● **Given records**
□ □ □ □ □ □ □

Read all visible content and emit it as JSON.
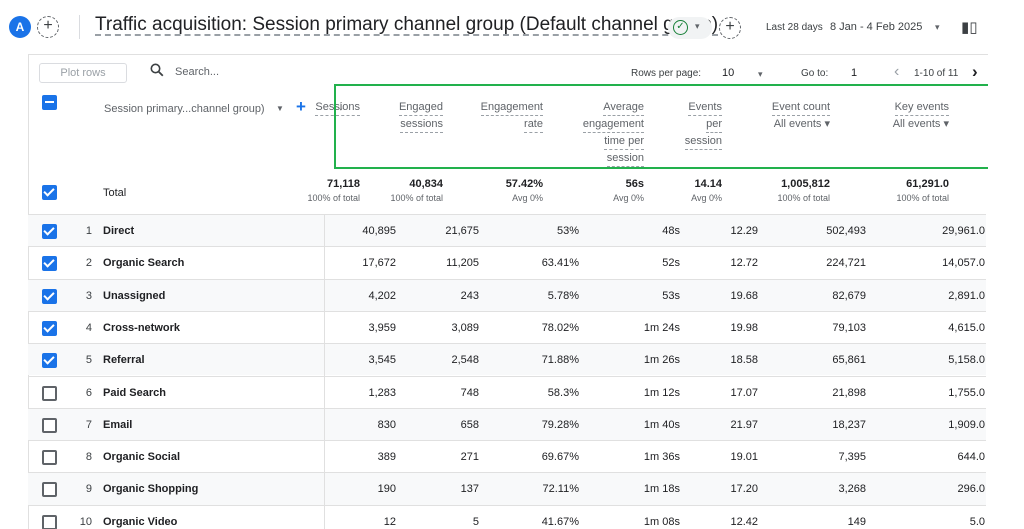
{
  "header": {
    "avatar_letter": "A",
    "add_label": "+",
    "title": "Traffic acquisition: Session primary channel group (Default channel group)",
    "date_label": "Last 28 days",
    "date_range": "8 Jan - 4 Feb 2025"
  },
  "toolbar": {
    "plot_rows": "Plot rows",
    "search_placeholder": "Search...",
    "rows_per_page_label": "Rows per page:",
    "rows_per_page": "10",
    "goto_label": "Go to:",
    "goto_value": "1",
    "page_info": "1-10 of 11"
  },
  "table": {
    "dimension_header": "Session primary...channel group)",
    "columns": [
      {
        "key": "sessions",
        "lines": [
          "Sessions"
        ]
      },
      {
        "key": "engaged",
        "lines": [
          "Engaged",
          "sessions"
        ]
      },
      {
        "key": "rate",
        "lines": [
          "Engagement",
          "rate"
        ]
      },
      {
        "key": "avg",
        "lines": [
          "Average",
          "engagement",
          "time per",
          "session"
        ]
      },
      {
        "key": "eps",
        "lines": [
          "Events",
          "per",
          "session"
        ]
      },
      {
        "key": "events",
        "lines": [
          "Event count"
        ],
        "sub": "All events"
      },
      {
        "key": "keyev",
        "lines": [
          "Key events"
        ],
        "sub": "All events"
      }
    ],
    "total": {
      "label": "Total",
      "values": [
        "71,118",
        "40,834",
        "57.42%",
        "56s",
        "14.14",
        "1,005,812",
        "61,291.0"
      ],
      "subs": [
        "100% of total",
        "100% of total",
        "Avg 0%",
        "Avg 0%",
        "Avg 0%",
        "100% of total",
        "100% of total"
      ]
    },
    "rows": [
      {
        "idx": "1",
        "name": "Direct",
        "checked": true,
        "values": [
          "40,895",
          "21,675",
          "53%",
          "48s",
          "12.29",
          "502,493",
          "29,961.0"
        ]
      },
      {
        "idx": "2",
        "name": "Organic Search",
        "checked": true,
        "values": [
          "17,672",
          "11,205",
          "63.41%",
          "52s",
          "12.72",
          "224,721",
          "14,057.0"
        ]
      },
      {
        "idx": "3",
        "name": "Unassigned",
        "checked": true,
        "values": [
          "4,202",
          "243",
          "5.78%",
          "53s",
          "19.68",
          "82,679",
          "2,891.0"
        ]
      },
      {
        "idx": "4",
        "name": "Cross-network",
        "checked": true,
        "values": [
          "3,959",
          "3,089",
          "78.02%",
          "1m 24s",
          "19.98",
          "79,103",
          "4,615.0"
        ]
      },
      {
        "idx": "5",
        "name": "Referral",
        "checked": true,
        "values": [
          "3,545",
          "2,548",
          "71.88%",
          "1m 26s",
          "18.58",
          "65,861",
          "5,158.0"
        ]
      },
      {
        "idx": "6",
        "name": "Paid Search",
        "checked": false,
        "values": [
          "1,283",
          "748",
          "58.3%",
          "1m 12s",
          "17.07",
          "21,898",
          "1,755.0"
        ]
      },
      {
        "idx": "7",
        "name": "Email",
        "checked": false,
        "values": [
          "830",
          "658",
          "79.28%",
          "1m 40s",
          "21.97",
          "18,237",
          "1,909.0"
        ]
      },
      {
        "idx": "8",
        "name": "Organic Social",
        "checked": false,
        "values": [
          "389",
          "271",
          "69.67%",
          "1m 36s",
          "19.01",
          "7,395",
          "644.0"
        ]
      },
      {
        "idx": "9",
        "name": "Organic Shopping",
        "checked": false,
        "values": [
          "190",
          "137",
          "72.11%",
          "1m 18s",
          "17.20",
          "3,268",
          "296.0"
        ]
      },
      {
        "idx": "10",
        "name": "Organic Video",
        "checked": false,
        "values": [
          "12",
          "5",
          "41.67%",
          "1m 08s",
          "12.42",
          "149",
          "5.0"
        ]
      }
    ]
  },
  "colors": {
    "accent": "#1a73e8",
    "highlight": "#22b14c"
  }
}
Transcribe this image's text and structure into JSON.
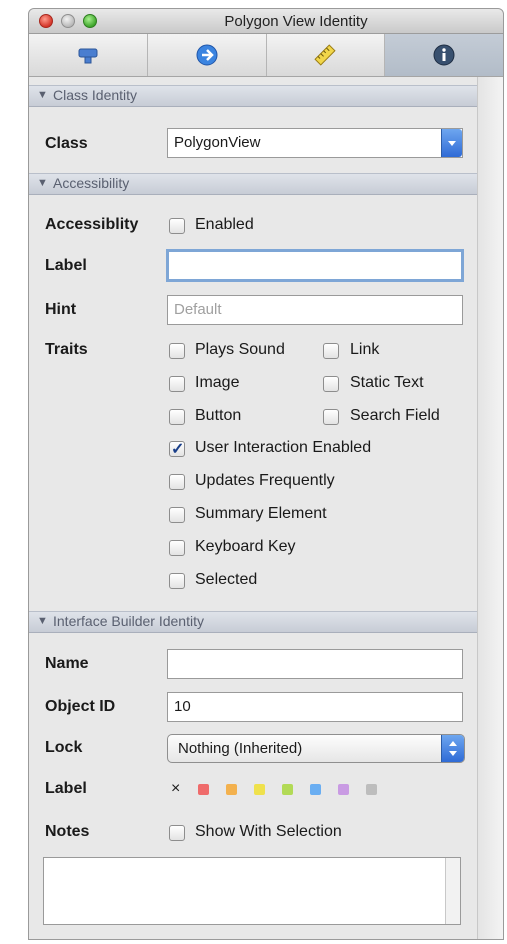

□ □ □ □ □ □ □

● **Requirements**
Copy each line above containing the string "group".

● **Task output**
    "title": "Traffic acquisition: Session primary channel group (Default channel group)",
    "dimension_header": "Session primary...channel group)",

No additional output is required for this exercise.